EXERCISE:
Starting at the line that contains "Enumerate this screenshot's", reproduce every line through the end of the entries below, with no pictures in the copy.

(Figure content listings)
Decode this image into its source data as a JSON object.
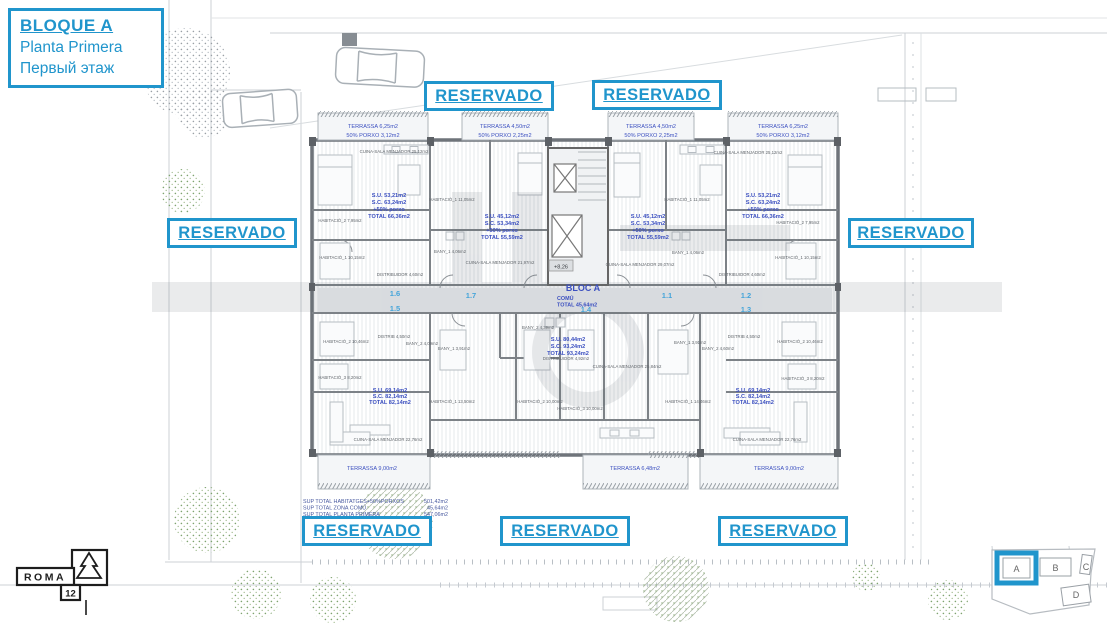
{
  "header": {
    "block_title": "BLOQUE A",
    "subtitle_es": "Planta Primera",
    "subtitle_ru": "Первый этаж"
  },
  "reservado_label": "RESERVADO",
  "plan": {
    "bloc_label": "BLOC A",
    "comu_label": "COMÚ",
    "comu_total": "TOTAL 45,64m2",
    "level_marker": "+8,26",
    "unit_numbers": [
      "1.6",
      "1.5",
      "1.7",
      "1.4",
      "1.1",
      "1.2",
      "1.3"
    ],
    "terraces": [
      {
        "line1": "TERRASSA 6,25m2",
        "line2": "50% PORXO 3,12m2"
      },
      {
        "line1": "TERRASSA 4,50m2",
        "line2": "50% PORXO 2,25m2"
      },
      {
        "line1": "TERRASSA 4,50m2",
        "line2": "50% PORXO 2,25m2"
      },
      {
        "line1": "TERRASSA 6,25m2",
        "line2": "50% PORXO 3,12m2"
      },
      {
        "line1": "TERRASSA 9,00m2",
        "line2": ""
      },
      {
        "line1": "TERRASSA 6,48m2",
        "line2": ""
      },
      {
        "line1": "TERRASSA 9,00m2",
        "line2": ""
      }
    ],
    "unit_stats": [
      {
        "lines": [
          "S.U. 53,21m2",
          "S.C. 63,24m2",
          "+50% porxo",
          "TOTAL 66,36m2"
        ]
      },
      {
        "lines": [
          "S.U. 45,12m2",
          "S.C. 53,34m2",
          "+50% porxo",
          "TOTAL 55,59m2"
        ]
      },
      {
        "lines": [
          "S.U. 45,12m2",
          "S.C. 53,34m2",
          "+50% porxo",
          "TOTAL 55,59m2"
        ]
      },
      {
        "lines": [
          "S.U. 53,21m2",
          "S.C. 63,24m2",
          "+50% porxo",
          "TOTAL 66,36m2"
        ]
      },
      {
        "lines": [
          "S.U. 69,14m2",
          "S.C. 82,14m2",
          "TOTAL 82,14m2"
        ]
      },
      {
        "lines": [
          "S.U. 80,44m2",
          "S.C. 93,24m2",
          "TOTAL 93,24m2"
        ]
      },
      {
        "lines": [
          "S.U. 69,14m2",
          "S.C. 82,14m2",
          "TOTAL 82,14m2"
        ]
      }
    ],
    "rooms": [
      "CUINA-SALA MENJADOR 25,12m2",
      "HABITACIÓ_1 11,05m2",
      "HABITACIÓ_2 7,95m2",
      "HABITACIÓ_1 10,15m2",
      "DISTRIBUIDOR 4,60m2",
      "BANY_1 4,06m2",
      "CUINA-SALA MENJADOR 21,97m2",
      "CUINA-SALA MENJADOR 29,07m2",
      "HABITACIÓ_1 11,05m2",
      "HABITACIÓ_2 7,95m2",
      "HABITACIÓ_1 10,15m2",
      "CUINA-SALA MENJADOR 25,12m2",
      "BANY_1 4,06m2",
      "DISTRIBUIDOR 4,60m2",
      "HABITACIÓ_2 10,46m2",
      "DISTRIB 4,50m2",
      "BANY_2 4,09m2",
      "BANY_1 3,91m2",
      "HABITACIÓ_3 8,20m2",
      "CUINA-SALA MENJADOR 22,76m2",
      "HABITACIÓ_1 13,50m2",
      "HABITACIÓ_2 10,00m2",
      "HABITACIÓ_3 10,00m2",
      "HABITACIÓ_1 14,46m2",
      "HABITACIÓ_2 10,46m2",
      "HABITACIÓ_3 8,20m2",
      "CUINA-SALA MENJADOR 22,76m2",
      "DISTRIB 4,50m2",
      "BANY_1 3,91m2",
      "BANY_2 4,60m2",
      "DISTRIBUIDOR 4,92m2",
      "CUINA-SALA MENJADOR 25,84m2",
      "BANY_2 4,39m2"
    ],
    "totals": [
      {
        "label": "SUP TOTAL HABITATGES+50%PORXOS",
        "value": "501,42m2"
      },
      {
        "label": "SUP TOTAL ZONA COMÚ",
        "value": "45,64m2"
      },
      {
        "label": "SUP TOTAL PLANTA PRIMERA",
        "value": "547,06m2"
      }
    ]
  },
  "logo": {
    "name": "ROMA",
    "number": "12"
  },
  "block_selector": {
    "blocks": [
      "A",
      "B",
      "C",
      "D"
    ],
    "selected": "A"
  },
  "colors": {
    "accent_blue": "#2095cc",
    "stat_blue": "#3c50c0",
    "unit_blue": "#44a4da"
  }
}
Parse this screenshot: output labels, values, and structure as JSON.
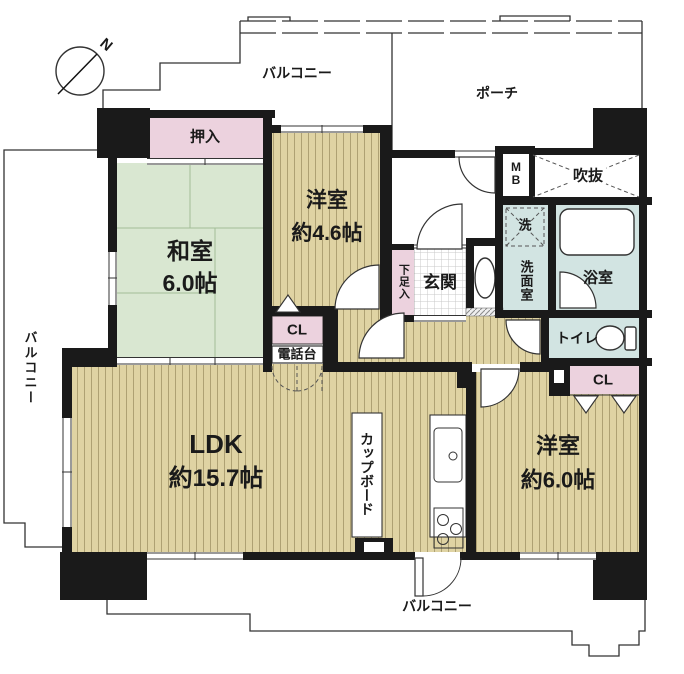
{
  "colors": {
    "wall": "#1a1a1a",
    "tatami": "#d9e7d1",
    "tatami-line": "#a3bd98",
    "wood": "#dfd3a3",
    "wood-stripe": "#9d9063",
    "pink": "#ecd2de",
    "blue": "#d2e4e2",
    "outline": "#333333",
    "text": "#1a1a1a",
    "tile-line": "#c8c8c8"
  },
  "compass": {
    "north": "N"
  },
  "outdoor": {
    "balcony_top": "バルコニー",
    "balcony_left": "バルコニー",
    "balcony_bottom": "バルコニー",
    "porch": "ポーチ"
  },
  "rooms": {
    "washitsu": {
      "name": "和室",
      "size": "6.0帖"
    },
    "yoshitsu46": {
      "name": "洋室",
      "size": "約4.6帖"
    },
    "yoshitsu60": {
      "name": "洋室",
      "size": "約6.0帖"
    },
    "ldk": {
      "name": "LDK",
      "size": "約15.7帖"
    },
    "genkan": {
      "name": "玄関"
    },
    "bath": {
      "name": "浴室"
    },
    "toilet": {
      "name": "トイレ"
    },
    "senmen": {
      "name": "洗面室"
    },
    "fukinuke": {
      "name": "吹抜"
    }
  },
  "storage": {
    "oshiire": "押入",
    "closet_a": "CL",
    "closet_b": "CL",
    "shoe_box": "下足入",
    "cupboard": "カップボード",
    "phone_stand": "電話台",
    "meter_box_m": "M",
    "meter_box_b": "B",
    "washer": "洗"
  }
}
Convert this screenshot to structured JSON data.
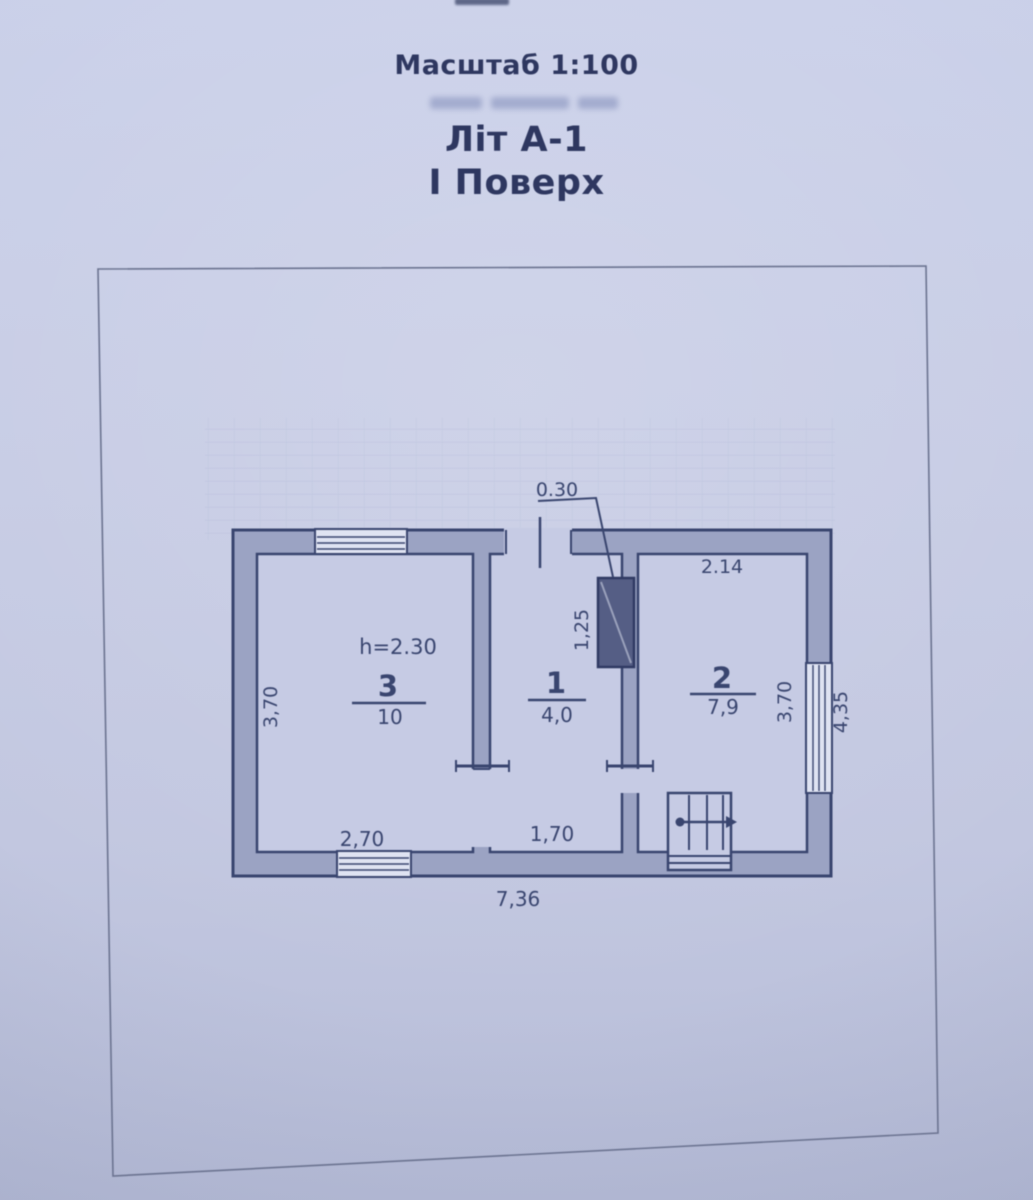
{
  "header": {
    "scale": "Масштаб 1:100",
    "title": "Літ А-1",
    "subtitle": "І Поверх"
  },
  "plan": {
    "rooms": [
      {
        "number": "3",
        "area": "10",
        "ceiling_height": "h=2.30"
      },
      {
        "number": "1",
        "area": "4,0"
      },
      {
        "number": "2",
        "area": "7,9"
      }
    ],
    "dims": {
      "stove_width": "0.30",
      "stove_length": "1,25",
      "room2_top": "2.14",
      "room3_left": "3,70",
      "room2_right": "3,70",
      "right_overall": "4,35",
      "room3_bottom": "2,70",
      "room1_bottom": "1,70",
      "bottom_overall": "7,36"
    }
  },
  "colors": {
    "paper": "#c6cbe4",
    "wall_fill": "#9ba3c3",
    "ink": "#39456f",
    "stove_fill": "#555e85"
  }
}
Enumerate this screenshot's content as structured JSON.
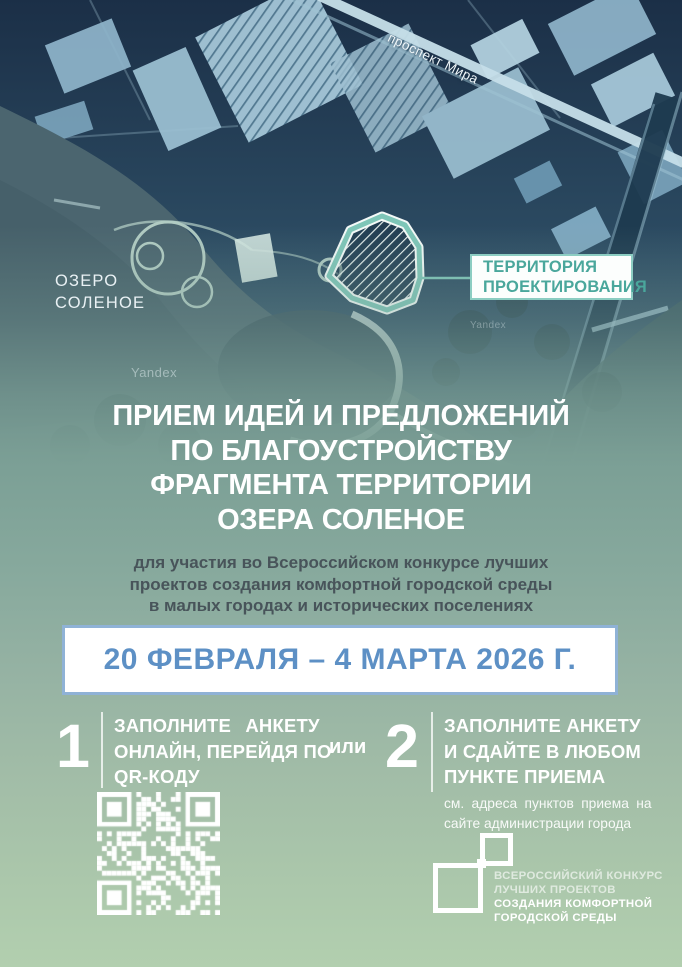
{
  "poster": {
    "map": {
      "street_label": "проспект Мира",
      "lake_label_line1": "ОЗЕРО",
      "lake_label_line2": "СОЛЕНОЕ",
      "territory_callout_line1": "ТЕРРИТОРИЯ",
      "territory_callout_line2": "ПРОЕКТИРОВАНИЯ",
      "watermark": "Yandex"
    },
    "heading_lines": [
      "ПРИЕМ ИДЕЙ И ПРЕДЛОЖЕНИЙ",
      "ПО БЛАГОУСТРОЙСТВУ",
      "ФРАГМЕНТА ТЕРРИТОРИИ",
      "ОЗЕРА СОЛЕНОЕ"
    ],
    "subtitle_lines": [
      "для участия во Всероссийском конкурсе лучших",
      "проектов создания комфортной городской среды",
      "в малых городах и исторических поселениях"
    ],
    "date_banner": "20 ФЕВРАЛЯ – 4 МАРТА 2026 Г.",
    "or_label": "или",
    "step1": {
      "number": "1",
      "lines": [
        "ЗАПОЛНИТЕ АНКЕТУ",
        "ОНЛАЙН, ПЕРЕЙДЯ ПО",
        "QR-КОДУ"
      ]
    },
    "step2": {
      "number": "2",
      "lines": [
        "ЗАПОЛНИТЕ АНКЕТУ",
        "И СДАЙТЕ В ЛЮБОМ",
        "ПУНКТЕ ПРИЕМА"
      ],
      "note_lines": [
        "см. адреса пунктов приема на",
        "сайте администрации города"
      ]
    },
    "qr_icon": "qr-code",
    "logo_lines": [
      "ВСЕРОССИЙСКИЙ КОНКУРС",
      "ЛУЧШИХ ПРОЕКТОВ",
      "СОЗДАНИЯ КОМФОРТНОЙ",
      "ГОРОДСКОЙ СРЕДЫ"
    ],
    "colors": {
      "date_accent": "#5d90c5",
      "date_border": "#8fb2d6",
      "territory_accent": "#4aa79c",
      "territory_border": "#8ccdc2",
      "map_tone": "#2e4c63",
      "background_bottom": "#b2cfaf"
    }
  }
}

EXERCISE SOLUTION:
Enumerate this screenshot's content as structured JSON.
{
  "poster": {
    "map": {
      "street_label": "проспект Мира",
      "lake_label_line1": "ОЗЕРО",
      "lake_label_line2": "СОЛЕНОЕ",
      "territory_callout_line1": "ТЕРРИТОРИЯ",
      "territory_callout_line2": "ПРОЕКТИРОВАНИЯ",
      "watermark": "Yandex"
    },
    "heading_lines": [
      "ПРИЕМ ИДЕЙ И ПРЕДЛОЖЕНИЙ",
      "ПО БЛАГОУСТРОЙСТВУ",
      "ФРАГМЕНТА ТЕРРИТОРИИ",
      "ОЗЕРА СОЛЕНОЕ"
    ],
    "subtitle_lines": [
      "для участия во Всероссийском конкурсе лучших",
      "проектов создания комфортной городской среды",
      "в малых городах и исторических поселениях"
    ],
    "date_banner": "20 ФЕВРАЛЯ – 4 МАРТА 2026 Г.",
    "or_label": "или",
    "step1": {
      "number": "1",
      "lines": [
        "ЗАПОЛНИТЕ АНКЕТУ",
        "ОНЛАЙН, ПЕРЕЙДЯ ПО",
        "QR-КОДУ"
      ]
    },
    "step2": {
      "number": "2",
      "lines": [
        "ЗАПОЛНИТЕ АНКЕТУ",
        "И СДАЙТЕ В ЛЮБОМ",
        "ПУНКТЕ ПРИЕМА"
      ],
      "note_lines": [
        "см. адреса пунктов приема на",
        "сайте администрации города"
      ]
    },
    "qr_icon": "qr-code",
    "logo_lines": [
      "ВСЕРОССИЙСКИЙ КОНКУРС",
      "ЛУЧШИХ ПРОЕКТОВ",
      "СОЗДАНИЯ КОМФОРТНОЙ",
      "ГОРОДСКОЙ СРЕДЫ"
    ],
    "colors": {
      "date_accent": "#5d90c5",
      "date_border": "#8fb2d6",
      "territory_accent": "#4aa79c",
      "territory_border": "#8ccdc2",
      "map_tone": "#2e4c63",
      "background_bottom": "#b2cfaf"
    }
  }
}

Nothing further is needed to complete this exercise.